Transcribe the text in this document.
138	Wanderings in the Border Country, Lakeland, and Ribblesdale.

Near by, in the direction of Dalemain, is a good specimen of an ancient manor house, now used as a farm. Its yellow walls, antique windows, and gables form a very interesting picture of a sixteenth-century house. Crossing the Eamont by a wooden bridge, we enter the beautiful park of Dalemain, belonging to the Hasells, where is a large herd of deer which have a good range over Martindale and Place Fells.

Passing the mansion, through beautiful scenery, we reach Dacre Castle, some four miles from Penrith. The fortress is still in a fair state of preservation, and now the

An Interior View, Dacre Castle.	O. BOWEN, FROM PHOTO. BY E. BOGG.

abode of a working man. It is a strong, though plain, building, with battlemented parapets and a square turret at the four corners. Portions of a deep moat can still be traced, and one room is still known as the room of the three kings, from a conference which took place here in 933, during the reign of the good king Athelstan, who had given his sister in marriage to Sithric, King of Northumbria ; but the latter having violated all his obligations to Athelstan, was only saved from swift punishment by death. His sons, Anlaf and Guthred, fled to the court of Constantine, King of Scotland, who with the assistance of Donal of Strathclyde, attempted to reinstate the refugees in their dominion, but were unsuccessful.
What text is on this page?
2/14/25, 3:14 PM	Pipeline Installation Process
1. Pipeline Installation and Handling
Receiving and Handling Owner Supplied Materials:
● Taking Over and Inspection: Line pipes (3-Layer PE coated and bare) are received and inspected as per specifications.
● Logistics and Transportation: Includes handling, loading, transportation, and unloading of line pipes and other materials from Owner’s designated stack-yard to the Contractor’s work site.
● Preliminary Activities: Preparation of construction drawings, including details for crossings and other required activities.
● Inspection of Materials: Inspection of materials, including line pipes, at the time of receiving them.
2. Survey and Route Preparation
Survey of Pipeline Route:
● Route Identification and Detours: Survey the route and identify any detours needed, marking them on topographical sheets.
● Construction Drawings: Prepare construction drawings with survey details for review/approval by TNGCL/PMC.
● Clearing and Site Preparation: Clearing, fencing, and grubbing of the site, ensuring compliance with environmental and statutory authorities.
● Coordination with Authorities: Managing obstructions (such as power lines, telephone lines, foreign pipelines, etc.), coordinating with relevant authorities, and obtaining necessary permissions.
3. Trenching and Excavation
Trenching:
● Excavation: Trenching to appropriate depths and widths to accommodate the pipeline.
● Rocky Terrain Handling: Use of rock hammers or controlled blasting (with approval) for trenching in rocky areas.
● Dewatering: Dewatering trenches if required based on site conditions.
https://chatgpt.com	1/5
************
> **GOAL**
Reproduce the records above exactly as they appear.

> **TASK OUTPUT**
Transcribe the text in this document.
138	Wanderings in the Border Country, Lakeland, and Ribblesdale.

Near by, in the direction of Dalemain, is a good specimen of an ancient manor house, now used as a farm. Its yellow walls, antique windows, and gables form a very interesting picture of a sixteenth-century house. Crossing the Eamont by a wooden bridge, we enter the beautiful park of Dalemain, belonging to the Hasells, where is a large herd of deer which have a good range over Martindale and Place Fells.

Passing the mansion, through beautiful scenery, we reach Dacre Castle, some four miles from Penrith. The fortress is still in a fair state of preservation, and now the

An Interior View, Dacre Castle.	O. BOWEN, FROM PHOTO. BY E. BOGG.

abode of a working man. It is a strong, though plain, building, with battlemented parapets and a square turret at the four corners. Portions of a deep moat can still be traced, and one room is still known as the room of the three kings, from a conference which took place here in 933, during the reign of the good king Athelstan, who had given his sister in marriage to Sithric, King of Northumbria ; but the latter having violated all his obligations to Athelstan, was only saved from swift punishment by death. His sons, Anlaf and Guthred, fled to the court of Constantine, King of Scotland, who with the assistance of Donal of Strathclyde, attempted to reinstate the refugees in their dominion, but were unsuccessful.
What text is on this page?
2/14/25, 3:14 PM	Pipeline Installation Process
1. Pipeline Installation and Handling
Receiving and Handling Owner Supplied Materials:
● Taking Over and Inspection: Line pipes (3-Layer PE coated and bare) are received and inspected as per specifications.
● Logistics and Transportation: Includes handling, loading, transportation, and unloading of line pipes and other materials from Owner’s designated stack-yard to the Contractor’s work site.
● Preliminary Activities: Preparation of construction drawings, including details for crossings and other required activities.
● Inspection of Materials: Inspection of materials, including line pipes, at the time of receiving them.
2. Survey and Route Preparation
Survey of Pipeline Route:
● Route Identification and Detours: Survey the route and identify any detours needed, marking them on topographical sheets.
● Construction Drawings: Prepare construction drawings with survey details for review/approval by TNGCL/PMC.
● Clearing and Site Preparation: Clearing, fencing, and grubbing of the site, ensuring compliance with environmental and statutory authorities.
● Coordination with Authorities: Managing obstructions (such as power lines, telephone lines, foreign pipelines, etc.), coordinating with relevant authorities, and obtaining necessary permissions.
3. Trenching and Excavation
Trenching:
● Excavation: Trenching to appropriate depths and widths to accommodate the pipeline.
● Rocky Terrain Handling: Use of rock hammers or controlled blasting (with approval) for trenching in rocky areas.
● Dewatering: Dewatering trenches if required based on site conditions.
https://chatgpt.com	1/5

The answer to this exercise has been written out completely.